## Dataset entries
· · · · ·

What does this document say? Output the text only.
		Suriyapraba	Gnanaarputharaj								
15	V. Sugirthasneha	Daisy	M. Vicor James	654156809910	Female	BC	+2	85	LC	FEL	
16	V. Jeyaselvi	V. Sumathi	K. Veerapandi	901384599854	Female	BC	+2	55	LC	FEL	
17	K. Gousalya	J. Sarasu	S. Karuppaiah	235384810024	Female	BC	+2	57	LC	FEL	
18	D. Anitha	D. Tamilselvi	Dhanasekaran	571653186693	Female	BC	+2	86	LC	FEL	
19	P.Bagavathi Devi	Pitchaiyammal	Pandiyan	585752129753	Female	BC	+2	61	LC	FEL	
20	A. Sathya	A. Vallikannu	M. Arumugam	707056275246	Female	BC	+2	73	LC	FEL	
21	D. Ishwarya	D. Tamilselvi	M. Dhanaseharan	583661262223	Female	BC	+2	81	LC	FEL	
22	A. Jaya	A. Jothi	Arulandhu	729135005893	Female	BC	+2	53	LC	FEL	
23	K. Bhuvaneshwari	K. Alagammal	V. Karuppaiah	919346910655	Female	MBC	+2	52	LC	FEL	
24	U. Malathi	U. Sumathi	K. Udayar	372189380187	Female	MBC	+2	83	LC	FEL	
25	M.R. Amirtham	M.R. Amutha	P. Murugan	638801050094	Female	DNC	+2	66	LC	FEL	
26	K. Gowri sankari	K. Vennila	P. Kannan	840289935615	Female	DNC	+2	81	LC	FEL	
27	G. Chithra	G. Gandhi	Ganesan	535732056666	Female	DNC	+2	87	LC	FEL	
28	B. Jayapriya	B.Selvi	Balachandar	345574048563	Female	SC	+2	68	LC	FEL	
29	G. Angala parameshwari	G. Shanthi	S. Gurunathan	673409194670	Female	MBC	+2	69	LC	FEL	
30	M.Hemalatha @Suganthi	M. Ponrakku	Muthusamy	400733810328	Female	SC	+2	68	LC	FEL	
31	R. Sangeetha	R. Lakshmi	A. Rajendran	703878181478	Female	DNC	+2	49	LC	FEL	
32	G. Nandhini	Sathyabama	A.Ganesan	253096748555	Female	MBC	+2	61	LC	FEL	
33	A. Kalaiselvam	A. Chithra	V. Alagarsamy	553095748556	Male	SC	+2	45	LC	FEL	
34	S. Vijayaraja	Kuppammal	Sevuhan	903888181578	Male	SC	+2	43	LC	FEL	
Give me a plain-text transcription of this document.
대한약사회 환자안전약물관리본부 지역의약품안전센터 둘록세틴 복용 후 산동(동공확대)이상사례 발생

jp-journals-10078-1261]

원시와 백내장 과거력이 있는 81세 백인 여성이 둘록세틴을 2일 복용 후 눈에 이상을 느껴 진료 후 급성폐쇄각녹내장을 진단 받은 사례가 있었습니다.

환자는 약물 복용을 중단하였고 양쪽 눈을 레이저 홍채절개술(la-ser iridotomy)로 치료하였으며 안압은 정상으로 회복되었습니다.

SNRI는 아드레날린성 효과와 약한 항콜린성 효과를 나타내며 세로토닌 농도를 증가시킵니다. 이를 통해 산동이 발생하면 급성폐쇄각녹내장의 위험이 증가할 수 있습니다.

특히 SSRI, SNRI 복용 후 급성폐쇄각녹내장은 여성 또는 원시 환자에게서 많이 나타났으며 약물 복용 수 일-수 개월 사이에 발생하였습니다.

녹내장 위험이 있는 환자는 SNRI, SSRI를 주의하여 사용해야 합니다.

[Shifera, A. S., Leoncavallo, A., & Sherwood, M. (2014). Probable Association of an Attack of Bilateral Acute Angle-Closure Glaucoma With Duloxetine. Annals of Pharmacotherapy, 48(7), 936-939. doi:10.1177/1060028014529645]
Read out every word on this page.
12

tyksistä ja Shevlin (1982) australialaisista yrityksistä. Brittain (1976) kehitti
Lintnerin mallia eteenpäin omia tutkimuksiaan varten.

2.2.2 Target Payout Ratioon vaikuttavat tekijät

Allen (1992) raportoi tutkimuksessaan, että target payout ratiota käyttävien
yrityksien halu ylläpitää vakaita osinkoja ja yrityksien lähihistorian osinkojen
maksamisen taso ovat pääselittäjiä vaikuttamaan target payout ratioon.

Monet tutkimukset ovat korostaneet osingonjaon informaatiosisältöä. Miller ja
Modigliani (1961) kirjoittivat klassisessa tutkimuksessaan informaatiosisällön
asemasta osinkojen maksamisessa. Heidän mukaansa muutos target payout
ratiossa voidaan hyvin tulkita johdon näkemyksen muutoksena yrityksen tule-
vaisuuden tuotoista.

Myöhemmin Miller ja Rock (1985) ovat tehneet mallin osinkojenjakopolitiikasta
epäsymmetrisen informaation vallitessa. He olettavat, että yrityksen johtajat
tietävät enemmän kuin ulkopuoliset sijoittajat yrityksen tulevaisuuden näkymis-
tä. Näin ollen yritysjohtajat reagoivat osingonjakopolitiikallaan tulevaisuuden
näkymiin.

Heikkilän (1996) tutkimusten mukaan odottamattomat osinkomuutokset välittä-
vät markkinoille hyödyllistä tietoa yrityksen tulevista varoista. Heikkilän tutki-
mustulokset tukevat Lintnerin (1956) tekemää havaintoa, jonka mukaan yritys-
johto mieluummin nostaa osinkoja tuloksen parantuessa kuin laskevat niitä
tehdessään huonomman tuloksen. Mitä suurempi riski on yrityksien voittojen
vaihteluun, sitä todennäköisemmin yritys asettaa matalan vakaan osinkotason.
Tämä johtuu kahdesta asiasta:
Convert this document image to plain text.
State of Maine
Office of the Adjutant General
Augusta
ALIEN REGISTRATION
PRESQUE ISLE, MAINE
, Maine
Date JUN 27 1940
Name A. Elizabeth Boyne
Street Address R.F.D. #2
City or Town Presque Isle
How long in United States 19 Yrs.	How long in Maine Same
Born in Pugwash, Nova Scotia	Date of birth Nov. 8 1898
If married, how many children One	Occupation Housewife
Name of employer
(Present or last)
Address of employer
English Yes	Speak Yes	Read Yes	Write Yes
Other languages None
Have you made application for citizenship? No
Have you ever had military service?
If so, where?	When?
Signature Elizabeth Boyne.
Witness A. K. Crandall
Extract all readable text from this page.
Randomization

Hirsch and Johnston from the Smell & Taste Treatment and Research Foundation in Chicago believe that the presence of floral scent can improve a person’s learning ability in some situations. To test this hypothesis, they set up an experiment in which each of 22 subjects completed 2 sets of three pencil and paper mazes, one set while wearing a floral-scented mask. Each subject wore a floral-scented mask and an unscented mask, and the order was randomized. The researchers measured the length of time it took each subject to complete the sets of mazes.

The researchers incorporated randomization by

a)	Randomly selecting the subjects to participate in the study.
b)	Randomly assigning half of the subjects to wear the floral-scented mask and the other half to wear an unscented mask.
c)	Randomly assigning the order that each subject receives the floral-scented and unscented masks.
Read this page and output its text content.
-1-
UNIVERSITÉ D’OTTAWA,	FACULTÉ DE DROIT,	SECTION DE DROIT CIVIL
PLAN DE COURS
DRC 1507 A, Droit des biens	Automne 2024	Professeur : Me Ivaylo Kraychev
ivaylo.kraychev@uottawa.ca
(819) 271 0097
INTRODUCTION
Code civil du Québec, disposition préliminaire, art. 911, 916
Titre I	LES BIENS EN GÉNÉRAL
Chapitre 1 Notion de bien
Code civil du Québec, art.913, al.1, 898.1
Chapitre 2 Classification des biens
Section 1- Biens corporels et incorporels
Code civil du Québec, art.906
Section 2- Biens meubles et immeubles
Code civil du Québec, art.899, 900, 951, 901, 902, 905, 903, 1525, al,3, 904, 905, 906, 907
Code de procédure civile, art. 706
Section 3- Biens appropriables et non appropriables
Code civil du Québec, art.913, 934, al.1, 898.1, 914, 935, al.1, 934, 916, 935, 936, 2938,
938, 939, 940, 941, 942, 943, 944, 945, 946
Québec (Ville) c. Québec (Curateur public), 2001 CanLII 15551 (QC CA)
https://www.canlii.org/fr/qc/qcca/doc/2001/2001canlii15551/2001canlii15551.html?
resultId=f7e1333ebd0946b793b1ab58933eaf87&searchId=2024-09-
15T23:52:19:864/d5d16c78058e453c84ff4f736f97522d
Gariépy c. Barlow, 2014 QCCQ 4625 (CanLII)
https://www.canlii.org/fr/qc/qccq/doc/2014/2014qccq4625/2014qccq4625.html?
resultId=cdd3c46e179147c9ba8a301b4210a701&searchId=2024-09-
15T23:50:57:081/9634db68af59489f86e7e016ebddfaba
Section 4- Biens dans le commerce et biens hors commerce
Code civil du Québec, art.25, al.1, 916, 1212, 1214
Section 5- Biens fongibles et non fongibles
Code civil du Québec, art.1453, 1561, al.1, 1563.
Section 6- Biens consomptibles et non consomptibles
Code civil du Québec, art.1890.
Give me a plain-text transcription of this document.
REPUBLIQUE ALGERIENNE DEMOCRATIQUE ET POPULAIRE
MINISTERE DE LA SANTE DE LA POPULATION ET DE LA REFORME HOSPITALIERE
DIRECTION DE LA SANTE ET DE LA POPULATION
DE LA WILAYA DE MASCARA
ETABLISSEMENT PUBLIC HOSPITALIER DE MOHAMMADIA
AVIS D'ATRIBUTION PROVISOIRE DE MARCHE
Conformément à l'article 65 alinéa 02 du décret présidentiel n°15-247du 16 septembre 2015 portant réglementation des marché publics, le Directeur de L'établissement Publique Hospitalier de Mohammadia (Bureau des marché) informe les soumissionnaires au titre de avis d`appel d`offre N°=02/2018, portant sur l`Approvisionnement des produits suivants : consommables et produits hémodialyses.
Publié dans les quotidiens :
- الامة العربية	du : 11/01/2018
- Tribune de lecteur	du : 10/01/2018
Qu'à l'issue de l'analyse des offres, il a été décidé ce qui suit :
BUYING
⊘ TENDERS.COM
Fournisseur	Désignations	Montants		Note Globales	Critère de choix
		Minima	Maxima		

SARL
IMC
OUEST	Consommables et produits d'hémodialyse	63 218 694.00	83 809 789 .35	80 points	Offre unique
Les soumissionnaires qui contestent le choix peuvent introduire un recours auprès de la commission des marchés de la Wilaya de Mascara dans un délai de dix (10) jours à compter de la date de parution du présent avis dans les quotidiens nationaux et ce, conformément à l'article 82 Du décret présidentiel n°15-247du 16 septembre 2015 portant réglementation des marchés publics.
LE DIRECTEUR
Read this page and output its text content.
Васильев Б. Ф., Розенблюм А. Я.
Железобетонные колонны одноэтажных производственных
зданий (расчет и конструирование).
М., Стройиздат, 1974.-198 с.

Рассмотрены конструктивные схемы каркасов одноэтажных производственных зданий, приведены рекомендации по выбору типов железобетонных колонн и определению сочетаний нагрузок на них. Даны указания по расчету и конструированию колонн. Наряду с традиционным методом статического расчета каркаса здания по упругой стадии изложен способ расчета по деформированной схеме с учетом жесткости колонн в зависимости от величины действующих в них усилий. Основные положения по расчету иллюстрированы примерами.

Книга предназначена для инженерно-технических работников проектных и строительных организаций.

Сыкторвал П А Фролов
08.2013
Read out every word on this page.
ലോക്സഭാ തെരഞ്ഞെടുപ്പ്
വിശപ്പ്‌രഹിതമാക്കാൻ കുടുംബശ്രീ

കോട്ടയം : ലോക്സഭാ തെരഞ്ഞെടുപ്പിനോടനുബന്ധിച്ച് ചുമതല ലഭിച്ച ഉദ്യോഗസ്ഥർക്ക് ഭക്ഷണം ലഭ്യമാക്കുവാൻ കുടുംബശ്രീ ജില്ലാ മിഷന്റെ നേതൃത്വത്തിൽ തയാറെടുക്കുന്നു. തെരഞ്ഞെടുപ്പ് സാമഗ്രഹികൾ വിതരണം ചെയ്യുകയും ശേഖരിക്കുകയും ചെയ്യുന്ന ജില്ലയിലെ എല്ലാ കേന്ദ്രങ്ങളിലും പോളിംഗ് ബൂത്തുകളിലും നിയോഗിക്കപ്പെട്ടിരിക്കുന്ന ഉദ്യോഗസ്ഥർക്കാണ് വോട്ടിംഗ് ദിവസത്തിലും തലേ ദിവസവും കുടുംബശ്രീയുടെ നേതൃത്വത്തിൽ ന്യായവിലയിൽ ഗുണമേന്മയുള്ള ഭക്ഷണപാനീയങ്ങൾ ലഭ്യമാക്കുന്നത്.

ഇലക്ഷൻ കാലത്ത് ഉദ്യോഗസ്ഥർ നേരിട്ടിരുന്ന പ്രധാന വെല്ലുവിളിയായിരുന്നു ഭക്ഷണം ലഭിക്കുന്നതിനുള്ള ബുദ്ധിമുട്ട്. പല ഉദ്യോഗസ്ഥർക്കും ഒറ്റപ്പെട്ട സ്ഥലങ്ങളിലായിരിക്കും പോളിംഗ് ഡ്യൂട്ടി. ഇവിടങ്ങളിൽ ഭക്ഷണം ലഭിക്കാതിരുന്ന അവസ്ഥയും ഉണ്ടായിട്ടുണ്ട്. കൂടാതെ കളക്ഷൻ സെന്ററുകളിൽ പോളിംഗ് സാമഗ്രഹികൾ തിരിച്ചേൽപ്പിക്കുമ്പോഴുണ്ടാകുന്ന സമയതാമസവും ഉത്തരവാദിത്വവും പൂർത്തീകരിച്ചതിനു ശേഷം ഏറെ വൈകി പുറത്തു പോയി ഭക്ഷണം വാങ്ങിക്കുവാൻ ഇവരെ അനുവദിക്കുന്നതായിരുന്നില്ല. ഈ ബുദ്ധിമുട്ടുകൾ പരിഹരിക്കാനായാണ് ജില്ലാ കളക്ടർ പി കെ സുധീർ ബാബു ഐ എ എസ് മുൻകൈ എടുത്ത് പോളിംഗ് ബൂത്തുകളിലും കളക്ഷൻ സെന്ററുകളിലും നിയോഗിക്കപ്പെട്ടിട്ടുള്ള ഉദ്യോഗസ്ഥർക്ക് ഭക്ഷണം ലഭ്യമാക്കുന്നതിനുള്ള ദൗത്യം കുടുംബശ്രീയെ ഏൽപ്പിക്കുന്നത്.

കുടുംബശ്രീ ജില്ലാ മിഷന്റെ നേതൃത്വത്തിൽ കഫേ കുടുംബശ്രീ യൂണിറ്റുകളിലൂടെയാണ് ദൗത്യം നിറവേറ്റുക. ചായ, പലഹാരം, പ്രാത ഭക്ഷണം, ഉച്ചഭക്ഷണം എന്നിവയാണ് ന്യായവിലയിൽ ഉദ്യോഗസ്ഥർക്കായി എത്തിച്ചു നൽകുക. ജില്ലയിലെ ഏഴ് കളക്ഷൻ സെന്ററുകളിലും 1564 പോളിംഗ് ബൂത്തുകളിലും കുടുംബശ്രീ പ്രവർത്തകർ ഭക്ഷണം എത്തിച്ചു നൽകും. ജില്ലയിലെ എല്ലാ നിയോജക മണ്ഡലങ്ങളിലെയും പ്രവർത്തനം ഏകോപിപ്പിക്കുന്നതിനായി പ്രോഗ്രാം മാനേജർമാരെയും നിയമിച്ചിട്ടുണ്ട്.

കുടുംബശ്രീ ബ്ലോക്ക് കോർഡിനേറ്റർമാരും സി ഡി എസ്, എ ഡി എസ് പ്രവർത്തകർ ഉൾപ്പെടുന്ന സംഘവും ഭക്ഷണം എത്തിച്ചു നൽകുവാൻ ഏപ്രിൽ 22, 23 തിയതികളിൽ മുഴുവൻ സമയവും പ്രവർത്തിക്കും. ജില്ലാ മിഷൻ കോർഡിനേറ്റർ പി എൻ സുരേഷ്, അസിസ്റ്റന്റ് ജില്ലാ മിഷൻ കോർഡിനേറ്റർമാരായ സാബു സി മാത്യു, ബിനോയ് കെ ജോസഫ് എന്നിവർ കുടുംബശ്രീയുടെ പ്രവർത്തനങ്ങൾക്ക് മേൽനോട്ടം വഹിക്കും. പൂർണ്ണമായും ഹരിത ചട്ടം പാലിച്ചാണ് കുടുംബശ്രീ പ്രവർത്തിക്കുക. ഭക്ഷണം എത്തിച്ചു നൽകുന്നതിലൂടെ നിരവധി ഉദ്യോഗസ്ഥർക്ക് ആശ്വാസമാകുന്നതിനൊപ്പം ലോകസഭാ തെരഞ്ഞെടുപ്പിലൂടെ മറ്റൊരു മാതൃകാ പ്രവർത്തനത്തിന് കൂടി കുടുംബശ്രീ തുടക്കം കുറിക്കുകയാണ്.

· · · · ·

## Work instructions
Check the data for the word "this" and pull out the lines that have it.

## Task solution
What does this document say? Output the text only.
Give me a plain-text transcription of this document.
Read out every word on this page.
Convert this document image to plain text.
Extract all readable text from this page.
Hirsch and Johnston from the Smell & Taste Treatment and Research Foundation in Chicago believe that the presence of floral scent can improve a person’s learning ability in some situations. To test this hypothesis, they set up an experiment in which each of 22 subjects completed 2 sets of three pencil and paper mazes, one set while wearing a floral-scented mask. Each subject wore a floral-scented mask and an unscented mask, and the order was randomized. The researchers measured the length of time it took each subject to complete the sets of mazes.
Read this page and output its text content.
Give me a plain-text transcription of this document.
Read this page and output its text content.
Read out every word on this page.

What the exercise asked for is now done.